• [DIRECTIONS]
Collect every line of the records below that contains the word "Viscosity".

⁂

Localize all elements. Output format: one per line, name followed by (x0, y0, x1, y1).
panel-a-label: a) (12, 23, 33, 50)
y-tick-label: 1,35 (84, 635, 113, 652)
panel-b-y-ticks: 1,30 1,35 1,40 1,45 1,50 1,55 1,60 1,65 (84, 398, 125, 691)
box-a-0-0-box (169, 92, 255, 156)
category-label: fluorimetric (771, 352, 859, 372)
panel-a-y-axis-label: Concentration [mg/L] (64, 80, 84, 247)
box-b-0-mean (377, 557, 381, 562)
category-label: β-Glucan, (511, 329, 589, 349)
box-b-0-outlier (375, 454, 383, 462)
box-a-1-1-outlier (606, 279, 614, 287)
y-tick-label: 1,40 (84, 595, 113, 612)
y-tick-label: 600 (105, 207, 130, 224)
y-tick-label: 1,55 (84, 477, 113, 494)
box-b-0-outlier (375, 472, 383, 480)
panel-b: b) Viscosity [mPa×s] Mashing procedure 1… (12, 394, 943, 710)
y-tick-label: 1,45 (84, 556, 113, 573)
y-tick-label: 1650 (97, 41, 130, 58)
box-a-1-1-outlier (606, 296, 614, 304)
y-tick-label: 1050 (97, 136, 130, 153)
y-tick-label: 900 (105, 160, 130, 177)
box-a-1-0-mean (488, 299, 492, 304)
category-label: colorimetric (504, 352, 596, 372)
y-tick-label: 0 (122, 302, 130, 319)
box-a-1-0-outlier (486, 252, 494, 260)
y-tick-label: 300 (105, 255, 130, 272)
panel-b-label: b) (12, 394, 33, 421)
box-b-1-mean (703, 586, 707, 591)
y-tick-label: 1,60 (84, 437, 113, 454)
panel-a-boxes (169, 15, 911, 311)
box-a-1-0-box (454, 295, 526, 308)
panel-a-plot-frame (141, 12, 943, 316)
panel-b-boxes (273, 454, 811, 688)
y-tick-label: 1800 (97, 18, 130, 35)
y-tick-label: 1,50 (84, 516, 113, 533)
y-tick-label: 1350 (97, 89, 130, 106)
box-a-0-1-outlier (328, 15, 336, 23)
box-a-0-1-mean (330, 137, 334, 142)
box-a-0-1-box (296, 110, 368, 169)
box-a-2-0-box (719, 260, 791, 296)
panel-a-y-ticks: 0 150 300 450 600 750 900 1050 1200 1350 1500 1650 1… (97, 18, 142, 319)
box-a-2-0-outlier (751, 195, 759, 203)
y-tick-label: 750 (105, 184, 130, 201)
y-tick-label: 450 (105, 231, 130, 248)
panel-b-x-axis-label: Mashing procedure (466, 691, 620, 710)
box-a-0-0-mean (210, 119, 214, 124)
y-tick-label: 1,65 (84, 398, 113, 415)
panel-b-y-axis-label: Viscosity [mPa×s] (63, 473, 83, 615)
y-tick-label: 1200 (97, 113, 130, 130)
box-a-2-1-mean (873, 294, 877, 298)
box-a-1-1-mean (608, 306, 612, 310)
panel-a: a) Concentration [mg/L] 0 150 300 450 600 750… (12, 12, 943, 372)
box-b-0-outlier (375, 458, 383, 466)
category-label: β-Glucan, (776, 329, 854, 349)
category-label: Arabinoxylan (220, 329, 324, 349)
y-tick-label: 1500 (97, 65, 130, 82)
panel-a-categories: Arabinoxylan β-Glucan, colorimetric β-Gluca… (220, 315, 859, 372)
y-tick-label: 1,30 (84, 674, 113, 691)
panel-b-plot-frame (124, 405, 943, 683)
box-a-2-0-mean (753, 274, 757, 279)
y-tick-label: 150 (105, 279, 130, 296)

⁂

• [TASK OUTPUT]
panel-b: b) Viscosity [mPa×s] Mashing procedure 1… (12, 394, 943, 710)
panel-b-y-axis-label: Viscosity [mPa×s] (63, 473, 83, 615)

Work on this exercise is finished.